Objective
From the listing that follows, extract every line and set it down unaltered.

Provided records
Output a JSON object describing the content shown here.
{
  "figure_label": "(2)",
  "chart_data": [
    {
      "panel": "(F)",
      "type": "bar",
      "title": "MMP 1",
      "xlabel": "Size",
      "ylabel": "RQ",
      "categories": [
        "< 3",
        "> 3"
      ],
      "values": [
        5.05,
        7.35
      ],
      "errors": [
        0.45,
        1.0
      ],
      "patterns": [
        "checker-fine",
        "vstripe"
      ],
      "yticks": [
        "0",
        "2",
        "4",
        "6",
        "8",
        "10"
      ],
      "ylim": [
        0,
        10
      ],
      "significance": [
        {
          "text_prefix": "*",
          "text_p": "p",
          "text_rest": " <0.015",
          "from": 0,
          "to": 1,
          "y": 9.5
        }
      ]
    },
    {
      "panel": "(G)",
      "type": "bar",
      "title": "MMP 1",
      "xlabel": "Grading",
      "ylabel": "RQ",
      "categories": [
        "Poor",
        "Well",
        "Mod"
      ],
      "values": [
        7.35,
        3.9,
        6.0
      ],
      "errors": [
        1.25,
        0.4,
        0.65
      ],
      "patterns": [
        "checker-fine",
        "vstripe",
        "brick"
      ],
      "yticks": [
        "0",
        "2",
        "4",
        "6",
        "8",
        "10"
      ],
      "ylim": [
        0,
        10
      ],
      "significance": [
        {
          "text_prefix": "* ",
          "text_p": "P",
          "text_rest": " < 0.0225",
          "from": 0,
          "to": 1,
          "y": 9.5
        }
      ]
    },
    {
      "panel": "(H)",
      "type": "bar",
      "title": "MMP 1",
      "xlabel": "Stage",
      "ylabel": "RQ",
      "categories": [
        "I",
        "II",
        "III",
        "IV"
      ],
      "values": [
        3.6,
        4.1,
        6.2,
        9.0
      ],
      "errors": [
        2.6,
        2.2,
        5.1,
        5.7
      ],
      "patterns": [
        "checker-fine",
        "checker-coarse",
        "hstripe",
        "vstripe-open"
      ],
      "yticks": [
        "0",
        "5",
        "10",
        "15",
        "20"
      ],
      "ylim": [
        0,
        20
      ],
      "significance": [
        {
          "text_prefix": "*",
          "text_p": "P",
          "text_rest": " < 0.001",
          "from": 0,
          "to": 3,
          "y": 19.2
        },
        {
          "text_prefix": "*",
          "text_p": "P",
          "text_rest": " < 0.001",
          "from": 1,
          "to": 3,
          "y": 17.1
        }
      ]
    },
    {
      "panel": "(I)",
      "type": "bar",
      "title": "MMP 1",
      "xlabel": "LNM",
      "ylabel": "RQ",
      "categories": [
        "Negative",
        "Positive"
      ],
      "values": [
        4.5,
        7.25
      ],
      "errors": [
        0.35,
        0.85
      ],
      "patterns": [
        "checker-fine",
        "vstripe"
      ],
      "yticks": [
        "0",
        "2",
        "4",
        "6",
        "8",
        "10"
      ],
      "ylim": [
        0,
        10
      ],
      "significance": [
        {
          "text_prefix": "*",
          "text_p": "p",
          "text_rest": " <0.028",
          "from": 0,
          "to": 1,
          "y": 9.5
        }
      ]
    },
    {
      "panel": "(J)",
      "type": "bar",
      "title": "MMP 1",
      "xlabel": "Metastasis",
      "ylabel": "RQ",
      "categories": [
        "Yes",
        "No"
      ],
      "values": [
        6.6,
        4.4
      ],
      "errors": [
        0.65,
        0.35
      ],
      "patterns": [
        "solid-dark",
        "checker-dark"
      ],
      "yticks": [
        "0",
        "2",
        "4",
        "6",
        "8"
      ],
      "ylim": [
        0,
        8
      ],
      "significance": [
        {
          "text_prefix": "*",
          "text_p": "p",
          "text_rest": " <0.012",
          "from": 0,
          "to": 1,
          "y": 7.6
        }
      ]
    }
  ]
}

Task solution
Output a JSON object describing the content shown here.
{
  "figure_label": "(2)",
  "chart_data": [
    {
      "panel": "(F)",
      "type": "bar",
      "title": "MMP 1",
      "xlabel": "Size",
      "ylabel": "RQ",
      "categories": [
        "< 3",
        "> 3"
      ],
      "values": [
        5.05,
        7.35
      ],
      "errors": [
        0.45,
        1.0
      ],
      "patterns": [
        "checker-fine",
        "vstripe"
      ],
      "yticks": [
        "0",
        "2",
        "4",
        "6",
        "8",
        "10"
      ],
      "ylim": [
        0,
        10
      ],
      "significance": [
        {
          "text_prefix": "*",
          "text_p": "p",
          "text_rest": " <0.015",
          "from": 0,
          "to": 1,
          "y": 9.5
        }
      ]
    },
    {
      "panel": "(G)",
      "type": "bar",
      "title": "MMP 1",
      "xlabel": "Grading",
      "ylabel": "RQ",
      "categories": [
        "Poor",
        "Well",
        "Mod"
      ],
      "values": [
        7.35,
        3.9,
        6.0
      ],
      "errors": [
        1.25,
        0.4,
        0.65
      ],
      "patterns": [
        "checker-fine",
        "vstripe",
        "brick"
      ],
      "yticks": [
        "0",
        "2",
        "4",
        "6",
        "8",
        "10"
      ],
      "ylim": [
        0,
        10
      ],
      "significance": [
        {
          "text_prefix": "* ",
          "text_p": "P",
          "text_rest": " < 0.0225",
          "from": 0,
          "to": 1,
          "y": 9.5
        }
      ]
    },
    {
      "panel": "(H)",
      "type": "bar",
      "title": "MMP 1",
      "xlabel": "Stage",
      "ylabel": "RQ",
      "categories": [
        "I",
        "II",
        "III",
        "IV"
      ],
      "values": [
        3.6,
        4.1,
        6.2,
        9.0
      ],
      "errors": [
        2.6,
        2.2,
        5.1,
        5.7
      ],
      "patterns": [
        "checker-fine",
        "checker-coarse",
        "hstripe",
        "vstripe-open"
      ],
      "yticks": [
        "0",
        "5",
        "10",
        "15",
        "20"
      ],
      "ylim": [
        0,
        20
      ],
      "significance": [
        {
          "text_prefix": "*",
          "text_p": "P",
          "text_rest": " < 0.001",
          "from": 0,
          "to": 3,
          "y": 19.2
        },
        {
          "text_prefix": "*",
          "text_p": "P",
          "text_rest": " < 0.001",
          "from": 1,
          "to": 3,
          "y": 17.1
        }
      ]
    },
    {
      "panel": "(I)",
      "type": "bar",
      "title": "MMP 1",
      "xlabel": "LNM",
      "ylabel": "RQ",
      "categories": [
        "Negative",
        "Positive"
      ],
      "values": [
        4.5,
        7.25
      ],
      "errors": [
        0.35,
        0.85
      ],
      "patterns": [
        "checker-fine",
        "vstripe"
      ],
      "yticks": [
        "0",
        "2",
        "4",
        "6",
        "8",
        "10"
      ],
      "ylim": [
        0,
        10
      ],
      "significance": [
        {
          "text_prefix": "*",
          "text_p": "p",
          "text_rest": " <0.028",
          "from": 0,
          "to": 1,
          "y": 9.5
        }
      ]
    },
    {
      "panel": "(J)",
      "type": "bar",
      "title": "MMP 1",
      "xlabel": "Metastasis",
      "ylabel": "RQ",
      "categories": [
        "Yes",
        "No"
      ],
      "values": [
        6.6,
        4.4
      ],
      "errors": [
        0.65,
        0.35
      ],
      "patterns": [
        "solid-dark",
        "checker-dark"
      ],
      "yticks": [
        "0",
        "2",
        "4",
        "6",
        "8"
      ],
      "ylim": [
        0,
        8
      ],
      "significance": [
        {
          "text_prefix": "*",
          "text_p": "p",
          "text_rest": " <0.012",
          "from": 0,
          "to": 1,
          "y": 7.6
        }
      ]
    }
  ]
}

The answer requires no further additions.